--- START OF Given information ---

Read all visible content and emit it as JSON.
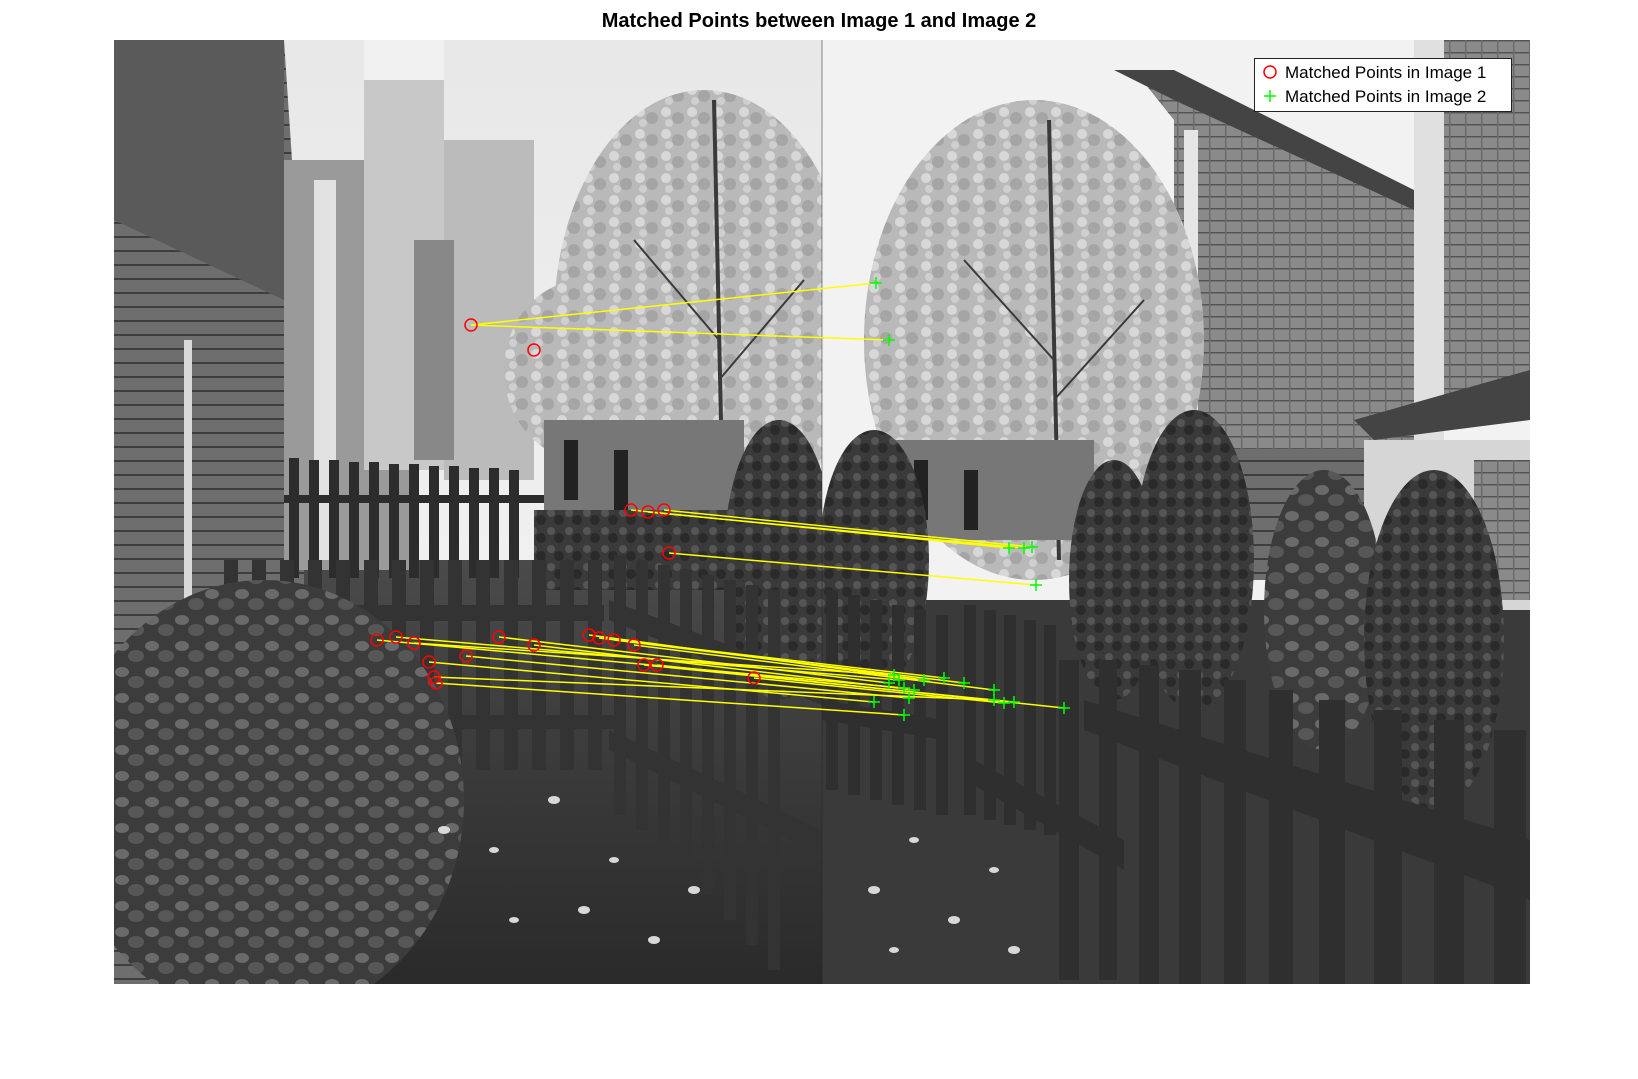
{
  "figure": {
    "title": "Matched Points between Image 1 and Image 2"
  },
  "legend": {
    "items": [
      {
        "label": "Matched Points in Image 1",
        "marker": "circle",
        "color": "#ff0000"
      },
      {
        "label": "Matched Points in Image 2",
        "marker": "plus",
        "color": "#00ff00"
      }
    ]
  },
  "colors": {
    "match_line": "#ffff00",
    "image1_marker": "#ff0000",
    "image2_marker": "#00ff00"
  }
}
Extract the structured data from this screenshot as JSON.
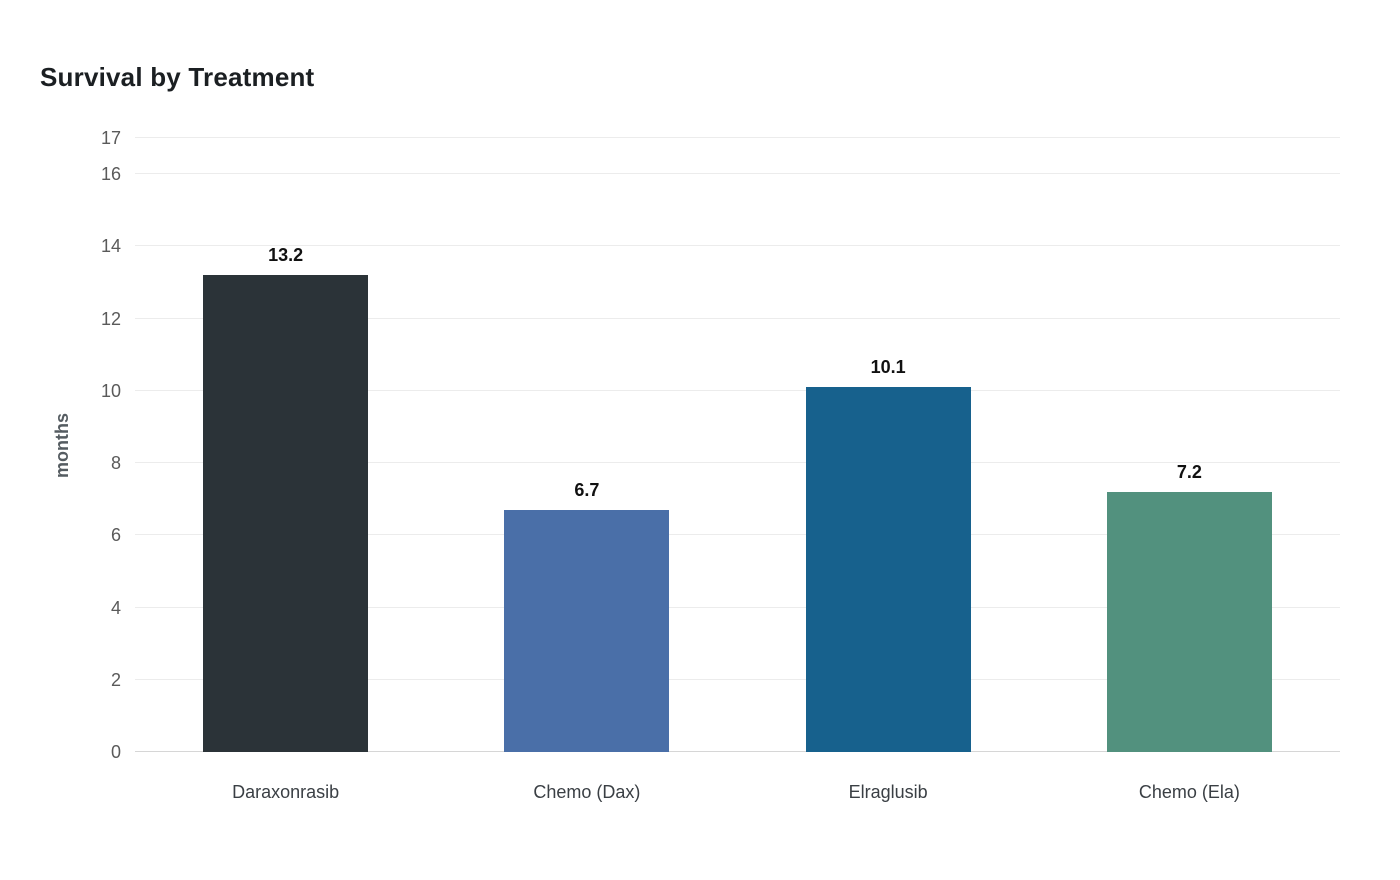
{
  "chart": {
    "title": "Survival by Treatment",
    "ylabel": "months"
  },
  "chart_data": {
    "type": "bar",
    "title": "Survival by Treatment",
    "xlabel": "",
    "ylabel": "months",
    "categories": [
      "Daraxonrasib",
      "Chemo (Dax)",
      "Elraglusib",
      "Chemo (Ela)"
    ],
    "values": [
      13.2,
      6.7,
      10.1,
      7.2
    ],
    "value_labels": [
      "13.2",
      "6.7",
      "10.1",
      "7.2"
    ],
    "bar_colors": [
      "#2b3338",
      "#4a6fa8",
      "#17618d",
      "#52917e"
    ],
    "ylim": [
      0,
      17
    ],
    "yticks": [
      0,
      2,
      4,
      6,
      8,
      10,
      12,
      14,
      16,
      17
    ],
    "grid": true,
    "legend": false,
    "background": "#ffffff",
    "gridline_color": "#ececec",
    "title_color": "#1b1f22",
    "tick_label_color": "#5a5a5a",
    "value_label_color": "#111111"
  }
}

--- END OF Given information ---

**Aim**
Every line of the data above should be quoted exactly. Omit the pictures.

**Complete answer**
Read all visible content and emit it as JSON.
{
  "figure": {
    "title": "Matched Points between Image 1 and Image 2"
  },
  "legend": {
    "items": [
      {
        "label": "Matched Points in Image 1",
        "marker": "circle",
        "color": "#ff0000"
      },
      {
        "label": "Matched Points in Image 2",
        "marker": "plus",
        "color": "#00ff00"
      }
    ]
  },
  "colors": {
    "match_line": "#ffff00",
    "image1_marker": "#ff0000",
    "image2_marker": "#00ff00"
  }
}
Extract the structured data from this screenshot as JSON.
{
  "chart": {
    "title": "Survival by Treatment",
    "ylabel": "months"
  },
  "chart_data": {
    "type": "bar",
    "title": "Survival by Treatment",
    "xlabel": "",
    "ylabel": "months",
    "categories": [
      "Daraxonrasib",
      "Chemo (Dax)",
      "Elraglusib",
      "Chemo (Ela)"
    ],
    "values": [
      13.2,
      6.7,
      10.1,
      7.2
    ],
    "value_labels": [
      "13.2",
      "6.7",
      "10.1",
      "7.2"
    ],
    "bar_colors": [
      "#2b3338",
      "#4a6fa8",
      "#17618d",
      "#52917e"
    ],
    "ylim": [
      0,
      17
    ],
    "yticks": [
      0,
      2,
      4,
      6,
      8,
      10,
      12,
      14,
      16,
      17
    ],
    "grid": true,
    "legend": false,
    "background": "#ffffff",
    "gridline_color": "#ececec",
    "title_color": "#1b1f22",
    "tick_label_color": "#5a5a5a",
    "value_label_color": "#111111"
  }
}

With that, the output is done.